Excerpt from a dataset
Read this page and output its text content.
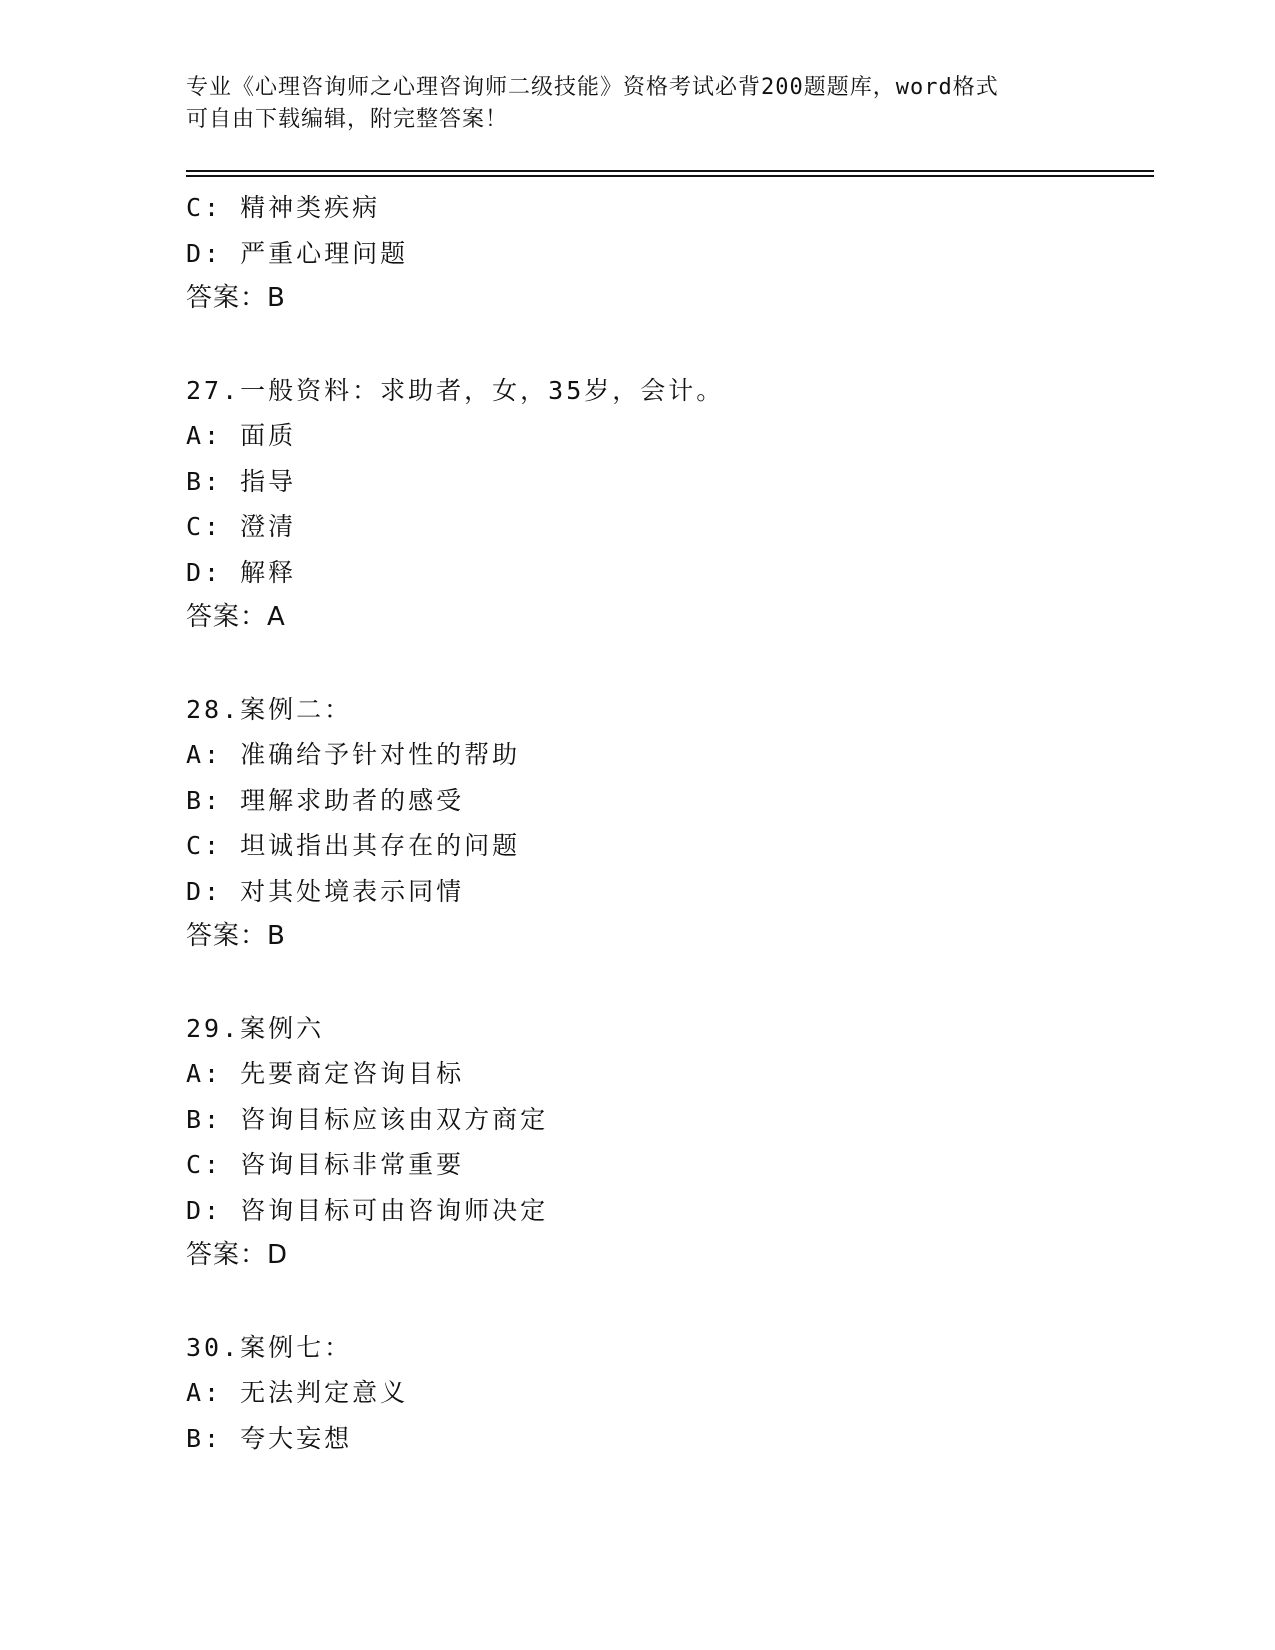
专业《心理咨询师之心理咨询师二级技能》资格考试必背200题题库，word格式
可自由下载编辑，附完整答案！
C: 精神类疾病
D: 严重心理问题
答案：B
27.一般资料：求助者，女，35岁，会计。
A: 面质
B: 指导
C: 澄清
D: 解释
答案：A
28.案例二：
A: 准确给予针对性的帮助
B: 理解求助者的感受
C: 坦诚指出其存在的问题
D: 对其处境表示同情
答案：B
29.案例六
A: 先要商定咨询目标
B: 咨询目标应该由双方商定
C: 咨询目标非常重要
D: 咨询目标可由咨询师决定
答案：D
30.案例七：
A: 无法判定意义
B: 夸大妄想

GOAL: All the lines above are to be given again exactly as they read, with the pictures removed.

EXERCISE RESPONSE:
Read this page and output its text content.
专业《心理咨询师之心理咨询师二级技能》资格考试必背200题题库，word格式
可自由下载编辑，附完整答案！
C: 精神类疾病
D: 严重心理问题
答案：B
27.一般资料：求助者，女，35岁，会计。
A: 面质
B: 指导
C: 澄清
D: 解释
答案：A
28.案例二：
A: 准确给予针对性的帮助
B: 理解求助者的感受
C: 坦诚指出其存在的问题
D: 对其处境表示同情
答案：B
29.案例六
A: 先要商定咨询目标
B: 咨询目标应该由双方商定
C: 咨询目标非常重要
D: 咨询目标可由咨询师决定
答案：D
30.案例七：
A: 无法判定意义
B: 夸大妄想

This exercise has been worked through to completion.